Which lines hold the word "this"? Copy each one.

[start]

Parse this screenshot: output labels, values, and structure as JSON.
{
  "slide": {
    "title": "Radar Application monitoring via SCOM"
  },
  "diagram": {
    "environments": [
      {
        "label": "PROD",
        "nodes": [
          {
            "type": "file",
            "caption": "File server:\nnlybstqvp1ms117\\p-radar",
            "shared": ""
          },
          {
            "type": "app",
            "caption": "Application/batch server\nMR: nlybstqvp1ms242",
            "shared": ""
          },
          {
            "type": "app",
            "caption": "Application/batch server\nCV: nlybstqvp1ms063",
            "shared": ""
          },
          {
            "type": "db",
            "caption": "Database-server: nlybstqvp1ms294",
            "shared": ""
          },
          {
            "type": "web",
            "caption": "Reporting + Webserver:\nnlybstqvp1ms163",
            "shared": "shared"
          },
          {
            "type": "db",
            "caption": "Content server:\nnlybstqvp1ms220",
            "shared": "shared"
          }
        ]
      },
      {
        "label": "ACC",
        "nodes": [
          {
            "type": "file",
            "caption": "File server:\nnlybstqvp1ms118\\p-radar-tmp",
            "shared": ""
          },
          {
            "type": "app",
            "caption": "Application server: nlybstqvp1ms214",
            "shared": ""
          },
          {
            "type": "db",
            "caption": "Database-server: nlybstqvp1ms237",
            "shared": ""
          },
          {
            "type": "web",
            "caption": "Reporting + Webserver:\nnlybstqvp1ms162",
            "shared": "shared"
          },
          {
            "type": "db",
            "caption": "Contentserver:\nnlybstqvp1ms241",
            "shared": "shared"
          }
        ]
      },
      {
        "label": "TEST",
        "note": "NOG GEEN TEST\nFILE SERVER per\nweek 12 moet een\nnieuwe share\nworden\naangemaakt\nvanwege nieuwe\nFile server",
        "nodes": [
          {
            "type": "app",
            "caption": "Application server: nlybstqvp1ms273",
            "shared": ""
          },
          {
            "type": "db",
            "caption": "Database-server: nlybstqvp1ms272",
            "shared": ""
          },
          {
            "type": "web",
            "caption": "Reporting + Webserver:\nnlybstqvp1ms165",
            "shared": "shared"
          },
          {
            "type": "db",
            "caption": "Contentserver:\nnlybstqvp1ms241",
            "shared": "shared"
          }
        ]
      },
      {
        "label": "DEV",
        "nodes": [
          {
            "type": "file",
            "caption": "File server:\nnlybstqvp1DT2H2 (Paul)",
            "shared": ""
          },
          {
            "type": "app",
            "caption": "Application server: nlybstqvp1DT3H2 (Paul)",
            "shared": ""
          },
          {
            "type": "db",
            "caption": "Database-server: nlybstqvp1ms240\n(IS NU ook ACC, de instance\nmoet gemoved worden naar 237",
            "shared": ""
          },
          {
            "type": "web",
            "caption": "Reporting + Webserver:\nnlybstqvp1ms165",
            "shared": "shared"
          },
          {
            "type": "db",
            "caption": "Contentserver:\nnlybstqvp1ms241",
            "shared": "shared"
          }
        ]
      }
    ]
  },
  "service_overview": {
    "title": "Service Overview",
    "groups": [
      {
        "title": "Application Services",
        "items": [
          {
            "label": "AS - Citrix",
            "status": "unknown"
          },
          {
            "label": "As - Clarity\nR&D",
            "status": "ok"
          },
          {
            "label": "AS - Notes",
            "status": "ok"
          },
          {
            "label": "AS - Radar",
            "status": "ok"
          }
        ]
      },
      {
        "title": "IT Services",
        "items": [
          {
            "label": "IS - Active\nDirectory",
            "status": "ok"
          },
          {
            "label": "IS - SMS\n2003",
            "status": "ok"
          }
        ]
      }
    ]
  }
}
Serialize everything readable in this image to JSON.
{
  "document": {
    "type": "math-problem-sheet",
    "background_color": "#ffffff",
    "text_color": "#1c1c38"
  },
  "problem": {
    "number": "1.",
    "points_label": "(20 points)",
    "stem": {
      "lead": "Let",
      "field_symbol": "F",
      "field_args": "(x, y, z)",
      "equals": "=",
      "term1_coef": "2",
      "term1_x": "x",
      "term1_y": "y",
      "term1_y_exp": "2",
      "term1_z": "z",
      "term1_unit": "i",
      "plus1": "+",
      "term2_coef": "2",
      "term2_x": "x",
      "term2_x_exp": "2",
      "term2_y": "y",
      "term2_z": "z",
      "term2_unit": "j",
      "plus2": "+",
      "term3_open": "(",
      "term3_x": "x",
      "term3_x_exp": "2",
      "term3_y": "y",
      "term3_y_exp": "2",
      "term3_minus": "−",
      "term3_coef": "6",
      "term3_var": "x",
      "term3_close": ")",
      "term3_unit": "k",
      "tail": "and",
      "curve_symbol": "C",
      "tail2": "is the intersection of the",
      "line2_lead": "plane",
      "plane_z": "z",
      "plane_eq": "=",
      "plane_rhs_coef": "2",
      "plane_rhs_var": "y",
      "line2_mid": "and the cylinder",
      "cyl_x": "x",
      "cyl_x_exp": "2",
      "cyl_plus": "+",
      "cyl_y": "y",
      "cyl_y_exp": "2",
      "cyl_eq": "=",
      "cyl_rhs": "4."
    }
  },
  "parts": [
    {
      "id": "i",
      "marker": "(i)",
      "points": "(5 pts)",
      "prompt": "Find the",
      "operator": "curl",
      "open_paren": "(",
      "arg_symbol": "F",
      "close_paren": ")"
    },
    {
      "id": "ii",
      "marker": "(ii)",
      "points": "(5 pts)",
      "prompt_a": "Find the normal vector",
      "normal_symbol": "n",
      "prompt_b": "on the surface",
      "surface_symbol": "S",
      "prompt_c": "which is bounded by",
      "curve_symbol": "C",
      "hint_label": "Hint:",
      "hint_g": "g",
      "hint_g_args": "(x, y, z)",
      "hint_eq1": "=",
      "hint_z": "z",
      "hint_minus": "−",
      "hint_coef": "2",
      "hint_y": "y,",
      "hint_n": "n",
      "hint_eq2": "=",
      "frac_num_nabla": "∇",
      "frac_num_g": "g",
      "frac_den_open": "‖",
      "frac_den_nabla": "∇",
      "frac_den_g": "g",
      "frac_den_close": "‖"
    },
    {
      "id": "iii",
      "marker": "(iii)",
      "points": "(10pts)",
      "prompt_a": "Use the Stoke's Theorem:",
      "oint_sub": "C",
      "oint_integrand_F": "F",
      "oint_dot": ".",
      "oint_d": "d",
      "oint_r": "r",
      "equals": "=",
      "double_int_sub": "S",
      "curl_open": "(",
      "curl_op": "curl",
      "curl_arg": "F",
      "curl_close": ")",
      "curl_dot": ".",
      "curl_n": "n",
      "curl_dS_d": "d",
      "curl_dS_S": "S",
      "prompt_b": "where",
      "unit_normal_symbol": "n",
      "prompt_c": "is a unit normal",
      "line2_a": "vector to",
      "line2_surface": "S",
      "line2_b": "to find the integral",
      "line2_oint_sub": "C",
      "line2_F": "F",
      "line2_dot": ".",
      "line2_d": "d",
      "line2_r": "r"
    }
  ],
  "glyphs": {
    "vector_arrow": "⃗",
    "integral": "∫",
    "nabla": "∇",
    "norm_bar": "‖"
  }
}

[end]

▶ _ANSWER TO THE TASK_:
Parse this screenshot: output labels, values, and structure as JSON.
Serialize everything readable in this image to JSON.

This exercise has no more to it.